→ EXERCISE BRIEF
Scan the entries below for the word "this". Copy each line that has it.

==== MATERIAL ====

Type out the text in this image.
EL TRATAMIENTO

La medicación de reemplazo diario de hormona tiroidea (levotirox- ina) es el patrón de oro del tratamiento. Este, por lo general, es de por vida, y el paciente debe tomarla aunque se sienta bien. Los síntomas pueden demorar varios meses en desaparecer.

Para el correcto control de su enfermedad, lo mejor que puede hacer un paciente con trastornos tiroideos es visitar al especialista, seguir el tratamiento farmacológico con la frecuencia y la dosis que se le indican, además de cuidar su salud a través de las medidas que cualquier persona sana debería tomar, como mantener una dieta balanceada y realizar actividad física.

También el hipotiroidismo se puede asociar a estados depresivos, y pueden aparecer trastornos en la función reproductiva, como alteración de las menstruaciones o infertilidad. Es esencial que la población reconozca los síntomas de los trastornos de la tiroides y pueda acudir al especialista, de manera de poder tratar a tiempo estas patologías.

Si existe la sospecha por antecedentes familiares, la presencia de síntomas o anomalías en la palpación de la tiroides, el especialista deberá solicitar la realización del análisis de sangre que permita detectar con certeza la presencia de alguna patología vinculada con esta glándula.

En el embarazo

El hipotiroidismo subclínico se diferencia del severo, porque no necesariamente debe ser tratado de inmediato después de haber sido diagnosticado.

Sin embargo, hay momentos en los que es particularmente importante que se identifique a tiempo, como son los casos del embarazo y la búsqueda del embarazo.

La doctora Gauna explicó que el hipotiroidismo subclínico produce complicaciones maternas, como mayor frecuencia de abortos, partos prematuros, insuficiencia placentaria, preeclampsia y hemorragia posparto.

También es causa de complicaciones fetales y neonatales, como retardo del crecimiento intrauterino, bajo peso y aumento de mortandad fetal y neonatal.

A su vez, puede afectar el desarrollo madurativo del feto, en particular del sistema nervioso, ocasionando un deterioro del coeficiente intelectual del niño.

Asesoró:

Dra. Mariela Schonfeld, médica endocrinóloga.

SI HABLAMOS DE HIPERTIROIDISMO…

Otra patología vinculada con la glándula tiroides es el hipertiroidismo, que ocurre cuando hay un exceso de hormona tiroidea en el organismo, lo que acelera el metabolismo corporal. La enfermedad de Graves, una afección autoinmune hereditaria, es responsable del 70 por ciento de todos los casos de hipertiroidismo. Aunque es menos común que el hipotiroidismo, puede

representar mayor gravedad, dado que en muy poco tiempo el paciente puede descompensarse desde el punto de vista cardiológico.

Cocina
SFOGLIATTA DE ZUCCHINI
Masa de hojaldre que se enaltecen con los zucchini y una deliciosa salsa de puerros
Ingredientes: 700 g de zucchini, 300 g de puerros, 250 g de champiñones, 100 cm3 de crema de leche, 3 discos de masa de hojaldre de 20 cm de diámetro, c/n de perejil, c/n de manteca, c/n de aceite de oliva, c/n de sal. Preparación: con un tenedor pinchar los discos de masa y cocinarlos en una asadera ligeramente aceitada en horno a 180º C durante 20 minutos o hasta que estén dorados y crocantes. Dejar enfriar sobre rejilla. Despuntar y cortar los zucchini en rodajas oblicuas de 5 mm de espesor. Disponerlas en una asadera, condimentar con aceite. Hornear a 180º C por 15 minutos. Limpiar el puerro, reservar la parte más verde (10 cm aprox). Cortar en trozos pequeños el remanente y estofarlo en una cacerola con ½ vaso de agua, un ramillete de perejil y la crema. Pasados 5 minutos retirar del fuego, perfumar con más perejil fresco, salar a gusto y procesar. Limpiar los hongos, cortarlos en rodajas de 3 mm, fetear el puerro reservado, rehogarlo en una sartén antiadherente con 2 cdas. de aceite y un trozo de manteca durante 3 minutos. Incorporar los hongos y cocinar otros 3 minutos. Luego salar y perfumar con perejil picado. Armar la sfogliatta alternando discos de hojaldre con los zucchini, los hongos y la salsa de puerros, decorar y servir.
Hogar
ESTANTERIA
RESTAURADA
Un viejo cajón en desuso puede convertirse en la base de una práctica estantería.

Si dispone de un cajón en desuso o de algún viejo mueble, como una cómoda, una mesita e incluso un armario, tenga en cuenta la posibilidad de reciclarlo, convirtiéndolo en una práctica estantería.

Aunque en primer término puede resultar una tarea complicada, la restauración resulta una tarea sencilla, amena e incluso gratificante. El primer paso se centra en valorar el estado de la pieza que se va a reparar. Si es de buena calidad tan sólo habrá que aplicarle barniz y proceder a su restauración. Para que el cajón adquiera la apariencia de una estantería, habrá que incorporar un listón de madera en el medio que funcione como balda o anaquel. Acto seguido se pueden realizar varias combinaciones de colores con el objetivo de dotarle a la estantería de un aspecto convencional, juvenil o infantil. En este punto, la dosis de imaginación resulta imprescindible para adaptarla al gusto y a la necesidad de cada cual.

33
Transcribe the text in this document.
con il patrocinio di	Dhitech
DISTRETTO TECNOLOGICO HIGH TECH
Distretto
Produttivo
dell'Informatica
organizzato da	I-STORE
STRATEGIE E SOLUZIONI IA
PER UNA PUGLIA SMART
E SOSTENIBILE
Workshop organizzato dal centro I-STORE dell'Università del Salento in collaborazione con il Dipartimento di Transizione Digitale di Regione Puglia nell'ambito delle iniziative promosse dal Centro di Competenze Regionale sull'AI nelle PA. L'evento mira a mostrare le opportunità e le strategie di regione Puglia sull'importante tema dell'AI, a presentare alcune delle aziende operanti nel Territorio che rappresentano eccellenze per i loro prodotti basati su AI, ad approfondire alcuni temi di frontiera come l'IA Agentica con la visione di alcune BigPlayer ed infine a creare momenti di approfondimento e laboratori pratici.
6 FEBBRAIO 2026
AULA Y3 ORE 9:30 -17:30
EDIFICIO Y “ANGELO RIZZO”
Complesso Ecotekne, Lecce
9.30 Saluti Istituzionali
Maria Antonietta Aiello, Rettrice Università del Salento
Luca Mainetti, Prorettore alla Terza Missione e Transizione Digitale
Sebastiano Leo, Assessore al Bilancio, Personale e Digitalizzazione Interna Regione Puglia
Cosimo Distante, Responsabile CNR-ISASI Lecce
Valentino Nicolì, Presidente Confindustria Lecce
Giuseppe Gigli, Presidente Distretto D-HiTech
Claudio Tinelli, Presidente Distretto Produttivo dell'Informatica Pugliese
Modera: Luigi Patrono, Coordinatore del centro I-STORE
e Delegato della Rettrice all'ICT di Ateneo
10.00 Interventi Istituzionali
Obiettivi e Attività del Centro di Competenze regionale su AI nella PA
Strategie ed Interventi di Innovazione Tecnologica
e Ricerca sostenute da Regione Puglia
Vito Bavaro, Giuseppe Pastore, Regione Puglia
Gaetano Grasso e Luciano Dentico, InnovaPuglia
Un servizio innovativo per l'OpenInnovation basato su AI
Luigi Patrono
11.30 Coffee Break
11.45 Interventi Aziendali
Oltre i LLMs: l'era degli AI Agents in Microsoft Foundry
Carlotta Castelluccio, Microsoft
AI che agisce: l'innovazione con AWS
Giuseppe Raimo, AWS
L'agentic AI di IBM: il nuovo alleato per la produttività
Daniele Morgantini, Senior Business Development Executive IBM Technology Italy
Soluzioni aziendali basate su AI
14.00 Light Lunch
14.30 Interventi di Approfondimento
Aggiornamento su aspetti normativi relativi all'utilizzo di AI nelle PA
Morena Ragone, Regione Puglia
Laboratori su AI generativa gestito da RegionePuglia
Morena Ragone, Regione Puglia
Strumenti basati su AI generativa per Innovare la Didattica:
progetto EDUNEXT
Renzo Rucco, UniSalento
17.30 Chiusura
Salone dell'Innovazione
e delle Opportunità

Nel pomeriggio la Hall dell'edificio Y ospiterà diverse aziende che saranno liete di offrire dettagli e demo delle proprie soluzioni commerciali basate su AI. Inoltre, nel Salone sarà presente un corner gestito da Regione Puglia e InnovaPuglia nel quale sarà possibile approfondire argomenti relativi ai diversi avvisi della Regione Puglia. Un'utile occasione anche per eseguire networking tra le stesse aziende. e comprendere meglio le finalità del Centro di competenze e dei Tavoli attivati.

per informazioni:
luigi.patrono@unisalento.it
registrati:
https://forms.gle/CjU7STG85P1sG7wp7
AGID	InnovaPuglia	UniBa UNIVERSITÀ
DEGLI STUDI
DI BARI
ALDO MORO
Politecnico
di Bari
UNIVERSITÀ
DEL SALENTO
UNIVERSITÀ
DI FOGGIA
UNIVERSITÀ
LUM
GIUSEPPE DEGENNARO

====

→ TASK ANSWER
Type out the text in this image.
Transcribe the text in this document.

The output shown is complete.